> **The problem**
Arrange every line of the records below as a Markdown table with two columns, Row and Line. Put the row number under Row and the line itself under Line, skip blank lines, and leave out the pictures.

> **Data to use**
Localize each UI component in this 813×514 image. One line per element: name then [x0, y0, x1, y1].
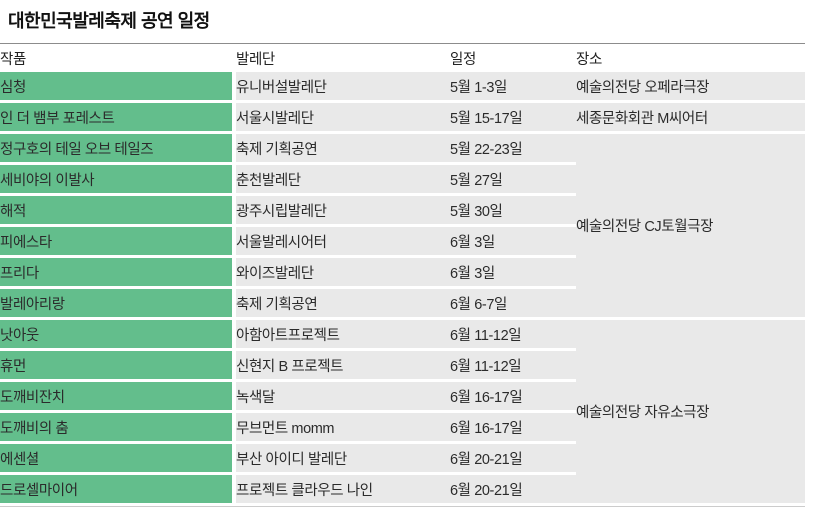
work-cell: 낫아웃	[0, 320, 236, 351]
date-cell: 6월 16-17일	[450, 413, 576, 444]
table-row: 도깨비잔치 녹색달 6월 16-17일	[0, 382, 805, 413]
company-cell: 무브먼트 momm	[236, 413, 450, 444]
work-cell: 드로셀마이어	[0, 475, 236, 506]
header-row: 작품 발레단 일정 장소	[0, 44, 805, 72]
date-cell: 6월 11-12일	[450, 320, 576, 351]
company-cell: 광주시립발레단	[236, 196, 450, 227]
date-cell: 6월 3일	[450, 227, 576, 258]
bottom-divider	[0, 506, 805, 507]
table-row: 낫아웃 아함아트프로젝트 6월 11-12일 예술의전당 자유소극장	[0, 320, 805, 506]
work-cell: 도깨비잔치	[0, 382, 236, 413]
table-header: 작품 발레단 일정 장소	[0, 44, 805, 72]
company-cell: 와이즈발레단	[236, 258, 450, 289]
table-row: 세비야의 이발사 춘천발레단 5월 27일	[0, 165, 805, 196]
date-cell: 5월 1-3일	[450, 72, 576, 103]
table-row: 드로셀마이어 프로젝트 클라우드 나인 6월 20-21일	[0, 475, 805, 506]
company-cell: 아함아트프로젝트	[236, 320, 450, 351]
date-cell: 6월 20-21일	[450, 475, 576, 506]
table-row: 정구호의 테일 오브 테일즈 축제 기획공연 5월 22-23일 예술의전당 C…	[0, 134, 805, 320]
work-cell: 해적	[0, 196, 236, 227]
table-row: 인 더 뱀부 포레스트 서울시발레단 5월 15-17일 세종문화회관 M씨어터	[0, 103, 805, 134]
venue-cell-merged: 예술의전당 CJ토월극장	[576, 134, 805, 320]
title-divider	[0, 43, 805, 44]
company-cell: 유니버설발레단	[236, 72, 450, 103]
company-cell: 축제 기획공연	[236, 289, 450, 320]
work-cell: 세비야의 이발사	[0, 165, 236, 196]
work-cell: 인 더 뱀부 포레스트	[0, 103, 236, 134]
work-cell: 정구호의 테일 오브 테일즈	[0, 134, 236, 165]
work-cell: 휴먼	[0, 351, 236, 382]
header-work: 작품	[0, 51, 26, 68]
date-cell: 6월 20-21일	[450, 444, 576, 475]
company-cell: 축제 기획공연	[236, 134, 450, 165]
work-cell: 피에스타	[0, 227, 236, 258]
table-row: 피에스타 서울발레시어터 6월 3일	[0, 227, 805, 258]
company-cell: 서울시발레단	[236, 103, 450, 134]
date-cell: 6월 3일	[450, 258, 576, 289]
date-cell: 6월 11-12일	[450, 351, 576, 382]
table-row: 발레아리랑 축제 기획공연 6월 6-7일	[0, 289, 805, 320]
schedule-table: 작품 발레단 일정 장소 심청 유니버설발레단 5월 1-3일 예술의전당 오페…	[0, 44, 805, 506]
header-company: 발레단	[236, 51, 275, 68]
work-cell: 에센셜	[0, 444, 236, 475]
venue-cell: 세종문화회관 M씨어터	[576, 103, 805, 134]
venue-cell-merged: 예술의전당 자유소극장	[576, 320, 805, 506]
company-cell: 녹색달	[236, 382, 450, 413]
table-row: 휴먼 신현지 B 프로젝트 6월 11-12일	[0, 351, 805, 382]
table-row: 도깨비의 춤 무브먼트 momm 6월 16-17일	[0, 413, 805, 444]
header-date: 일정	[450, 51, 476, 68]
date-cell: 5월 15-17일	[450, 103, 576, 134]
page-title: 대한민국발레축제 공연 일정	[8, 11, 210, 31]
header-venue: 장소	[576, 51, 602, 68]
date-cell: 6월 6-7일	[450, 289, 576, 320]
date-cell: 5월 22-23일	[450, 134, 576, 165]
company-cell: 부산 아이디 발레단	[236, 444, 450, 475]
work-cell: 도깨비의 춤	[0, 413, 236, 444]
work-cell: 심청	[0, 72, 236, 103]
table-row: 에센셜 부산 아이디 발레단 6월 20-21일	[0, 444, 805, 475]
date-cell: 6월 16-17일	[450, 382, 576, 413]
table-row: 프리다 와이즈발레단 6월 3일	[0, 258, 805, 289]
work-cell: 발레아리랑	[0, 289, 236, 320]
company-cell: 춘천발레단	[236, 165, 450, 196]
company-cell: 서울발레시어터	[236, 227, 450, 258]
company-cell: 신현지 B 프로젝트	[236, 351, 450, 382]
date-cell: 5월 30일	[450, 196, 576, 227]
work-cell: 프리다	[0, 258, 236, 289]
date-cell: 5월 27일	[450, 165, 576, 196]
table-row: 해적 광주시립발레단 5월 30일	[0, 196, 805, 227]
venue-cell: 예술의전당 오페라극장	[576, 72, 805, 103]
table-row: 심청 유니버설발레단 5월 1-3일 예술의전당 오페라극장	[0, 72, 805, 103]
company-cell: 프로젝트 클라우드 나인	[236, 475, 450, 506]
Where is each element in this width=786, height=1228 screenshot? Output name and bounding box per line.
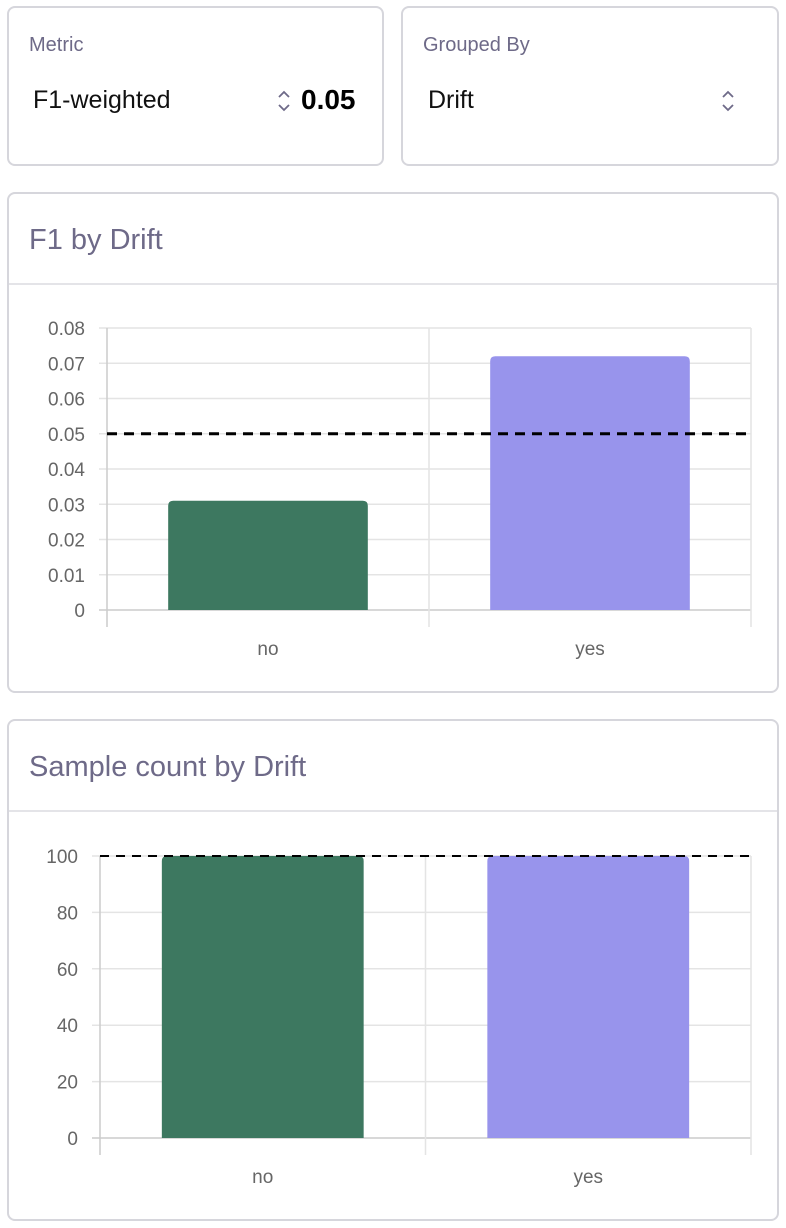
metric-select[interactable]: Metric F1-weighted 0.05: [7, 6, 384, 166]
y-tick-label: 60: [57, 960, 78, 981]
bar-no: [161, 856, 364, 1138]
y-tick-label: 0.04: [48, 460, 85, 481]
grouped-by-select[interactable]: Grouped By Drift: [401, 6, 779, 166]
bar-yes: [487, 856, 690, 1138]
x-tick-label: no: [257, 639, 278, 660]
x-tick-label: yes: [573, 1167, 603, 1188]
grouped-by-value: Drift: [428, 86, 474, 114]
metric-value: F1-weighted: [33, 86, 171, 114]
y-tick-label: 0.08: [48, 319, 85, 340]
y-tick-label: 0.01: [48, 566, 85, 587]
x-tick-label: no: [252, 1167, 273, 1188]
threshold-value[interactable]: 0.05: [301, 84, 356, 115]
y-tick-label: 0.03: [48, 495, 85, 516]
bar-yes: [490, 356, 690, 610]
chart-title: Sample count by Drift: [29, 751, 307, 783]
y-tick-label: 0.02: [48, 531, 85, 552]
x-tick-label: yes: [575, 639, 605, 660]
chevron-updown-icon[interactable]: [277, 88, 291, 114]
chart-title: F1 by Drift: [29, 224, 163, 256]
y-tick-label: 0.07: [48, 354, 85, 375]
grouped-by-label: Grouped By: [423, 34, 530, 56]
y-tick-label: 20: [57, 1073, 78, 1094]
y-tick-label: 100: [46, 847, 78, 868]
divider: [9, 810, 777, 812]
y-tick-label: 0.05: [48, 425, 85, 446]
divider: [9, 283, 777, 285]
y-tick-label: 0: [74, 601, 85, 622]
metric-label: Metric: [29, 34, 84, 56]
y-tick-label: 80: [57, 903, 78, 924]
y-tick-label: 40: [57, 1016, 78, 1037]
y-tick-label: 0.06: [48, 390, 85, 411]
y-tick-label: 0: [67, 1129, 78, 1150]
chevron-updown-icon[interactable]: [721, 88, 735, 114]
bar-no: [168, 500, 368, 610]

> **Answer to this task**
| Row | Line |
|---|---|
| 1 | Localize each UI component in this 813×514 image. One line per element: name then [x0, y0, x1, y1]. |
| 2 | work-cell: 낫아웃	[0, 320, 236, 351] |
| 3 | date-cell: 6월 16-17일	[450, 413, 576, 444] |
| 4 | table-row: 도깨비잔치 녹색달 6월 16-17일	[0, 382, 805, 413] |
| 5 | company-cell: 무브먼트 momm	[236, 413, 450, 444] |
| 6 | work-cell: 드로셀마이어	[0, 475, 236, 506] |
| 7 | header-row: 작품 발레단 일정 장소	[0, 44, 805, 72] |
| 8 | date-cell: 6월 11-12일	[450, 320, 576, 351] |
| 9 | company-cell: 광주시립발레단	[236, 196, 450, 227] |
| 10 | date-cell: 6월 3일	[450, 227, 576, 258] |
| 11 | bottom-divider	[0, 506, 805, 507] |
| 12 | table-row: 낫아웃 아함아트프로젝트 6월 11-12일 예술의전당 자유소극장	[0, 320, 805, 506] |
| 13 | work-cell: 도깨비잔치	[0, 382, 236, 413] |
| 14 | table-header: 작품 발레단 일정 장소	[0, 44, 805, 72] |
| 15 | company-cell: 와이즈발레단	[236, 258, 450, 289] |
| 16 | table-row: 세비야의 이발사 춘천발레단 5월 27일	[0, 165, 805, 196] |
| 17 | date-cell: 5월 1-3일	[450, 72, 576, 103] |
| 18 | table-row: 드로셀마이어 프로젝트 클라우드 나인 6월 20-21일	[0, 475, 805, 506] |
| 19 | company-cell: 아함아트프로젝트	[236, 320, 450, 351] |
| 20 | date-cell: 6월 20-21일	[450, 475, 576, 506] |
| 21 | table-row: 정구호의 테일 오브 테일즈 축제 기획공연 5월 22-23일 예술의전당 C…	[0, 134, 805, 320] |
| 22 | work-cell: 해적	[0, 196, 236, 227] |
| 23 | table-row: 인 더 뱀부 포레스트 서울시발레단 5월 15-17일 세종문화회관 M씨어터	[0, 103, 805, 134] |
| 24 | venue-cell-merged: 예술의전당 CJ토월극장	[576, 134, 805, 320] |
| 25 | title-divider	[0, 43, 805, 44] |
| 26 | company-cell: 유니버설발레단	[236, 72, 450, 103] |
| 27 | company-cell: 축제 기획공연	[236, 289, 450, 320] |
| 28 | work-cell: 세비야의 이발사	[0, 165, 236, 196] |
| 29 | work-cell: 인 더 뱀부 포레스트	[0, 103, 236, 134] |
| 30 | work-cell: 정구호의 테일 오브 테일즈	[0, 134, 236, 165] |
| 31 | work-cell: 휴먼	[0, 351, 236, 382] |
| 32 | header-work: 작품	[0, 51, 26, 68] |
| 33 | date-cell: 6월 20-21일	[450, 444, 576, 475] |
| 34 | company-cell: 축제 기획공연	[236, 134, 450, 165] |
| 35 | work-cell: 피에스타	[0, 227, 236, 258] |
| 36 | table-row: 피에스타 서울발레시어터 6월 3일	[0, 227, 805, 258] |
| 37 | company-cell: 서울시발레단	[236, 103, 450, 134] |
| 38 | date-cell: 6월 3일	[450, 258, 576, 289] |
| 39 | date-cell: 6월 11-12일	[450, 351, 576, 382] |
| 40 | table-row: 발레아리랑 축제 기획공연 6월 6-7일	[0, 289, 805, 320] |
| 41 | schedule-table: 작품 발레단 일정 장소 심청 유니버설발레단 5월 1-3일 예술의전당 오페…	[0, 44, 805, 506] |
| 42 | header-company: 발레단	[236, 51, 275, 68] |
| 43 | work-cell: 에센셜	[0, 444, 236, 475] |
| 44 | venue-cell: 세종문화회관 M씨어터	[576, 103, 805, 134] |
| 45 | venue-cell-merged: 예술의전당 자유소극장	[576, 320, 805, 506] |
| 46 | company-cell: 녹색달	[236, 382, 450, 413] |
| 47 | table-row: 휴먼 신현지 B 프로젝트 6월 11-12일	[0, 351, 805, 382] |
| 48 | table-row: 도깨비의 춤 무브먼트 momm 6월 16-17일	[0, 413, 805, 444] |
| 49 | header-date: 일정	[450, 51, 476, 68] |
| 50 | date-cell: 5월 15-17일	[450, 103, 576, 134] |
| 51 | page-title: 대한민국발레축제 공연 일정	[8, 11, 210, 31] |
| 52 | header-venue: 장소	[576, 51, 602, 68] |
| 53 | date-cell: 6월 6-7일	[450, 289, 576, 320] |
| 54 | date-cell: 5월 22-23일	[450, 134, 576, 165] |
| 55 | company-cell: 부산 아이디 발레단	[236, 444, 450, 475] |
| 56 | work-cell: 도깨비의 춤	[0, 413, 236, 444] |
| 57 | work-cell: 심청	[0, 72, 236, 103] |
| 58 | table-row: 에센셜 부산 아이디 발레단 6월 20-21일	[0, 444, 805, 475] |
| 59 | date-cell: 6월 16-17일	[450, 382, 576, 413] |
| 60 | table-row: 프리다 와이즈발레단 6월 3일	[0, 258, 805, 289] |
| 61 | work-cell: 발레아리랑	[0, 289, 236, 320] |
| 62 | company-cell: 춘천발레단	[236, 165, 450, 196] |
| 63 | company-cell: 서울발레시어터	[236, 227, 450, 258] |
| 64 | company-cell: 신현지 B 프로젝트	[236, 351, 450, 382] |
| 65 | date-cell: 5월 30일	[450, 196, 576, 227] |
| 66 | work-cell: 프리다	[0, 258, 236, 289] |
| 67 | date-cell: 5월 27일	[450, 165, 576, 196] |
| 68 | table-row: 해적 광주시립발레단 5월 30일	[0, 196, 805, 227] |
| 69 | venue-cell: 예술의전당 오페라극장	[576, 72, 805, 103] |
| 70 | table-row: 심청 유니버설발레단 5월 1-3일 예술의전당 오페라극장	[0, 72, 805, 103] |
| 71 | company-cell: 프로젝트 클라우드 나인	[236, 475, 450, 506] |
| 72 | Where is each element in this width=786, height=1228 screenshot? Output name and bounding box per line. |
| 73 | metric-select[interactable]: Metric F1-weighted 0.05: [7, 6, 384, 166] |
| 74 | y-tick-label: 60: [57, 960, 78, 981] |
| 75 | bar-no: [161, 856, 364, 1138] |
| 76 | y-tick-label: 0.04: [48, 460, 85, 481] |
| 77 | grouped-by-select[interactable]: Grouped By Drift: [401, 6, 779, 166] |
| 78 | bar-yes: [487, 856, 690, 1138] |
| 79 | x-tick-label: no: [257, 639, 278, 660] |
| 80 | x-tick-label: yes: [573, 1167, 603, 1188] |
| 81 | grouped-by-value: Drift: [428, 86, 474, 114] |
| 82 | metric-value: F1-weighted: [33, 86, 171, 114] |
| 83 | y-tick-label: 0.08: [48, 319, 85, 340] |
| 84 | y-tick-label: 0.01: [48, 566, 85, 587] |
| 85 | x-tick-label: no: [252, 1167, 273, 1188] |
| 86 | threshold-value[interactable]: 0.05: [301, 84, 356, 115] |
| 87 | y-tick-label: 0.03: [48, 495, 85, 516] |
| 88 | bar-yes: [490, 356, 690, 610] |
| 89 | chart-title: Sample count by Drift: [29, 751, 307, 783] |
| 90 | y-tick-label: 0.02: [48, 531, 85, 552] |
| 91 | x-tick-label: yes: [575, 639, 605, 660] |
| 92 | chevron-updown-icon[interactable]: [277, 88, 291, 114] |
| 93 | chart-title: F1 by Drift: [29, 224, 163, 256] |
| 94 | y-tick-label: 0.07: [48, 354, 85, 375] |
| 95 | grouped-by-label: Grouped By: [423, 34, 530, 56] |
| 96 | y-tick-label: 20: [57, 1073, 78, 1094] |
| 97 | y-tick-label: 100: [46, 847, 78, 868] |
| 98 | divider: [9, 810, 777, 812] |
| 99 | y-tick-label: 0.05: [48, 425, 85, 446] |
| 100 | divider: [9, 283, 777, 285] |
| 101 | y-tick-label: 0: [74, 601, 85, 622] |
| 102 | metric-label: Metric: [29, 34, 84, 56] |
| 103 | y-tick-label: 80: [57, 903, 78, 924] |
| 104 | y-tick-label: 40: [57, 1016, 78, 1037] |
| 105 | y-tick-label: 0.06: [48, 390, 85, 411] |
| 106 | y-tick-label: 0: [67, 1129, 78, 1150] |
| 107 | chevron-updown-icon[interactable]: [721, 88, 735, 114] |
| 108 | bar-no: [168, 500, 368, 610] |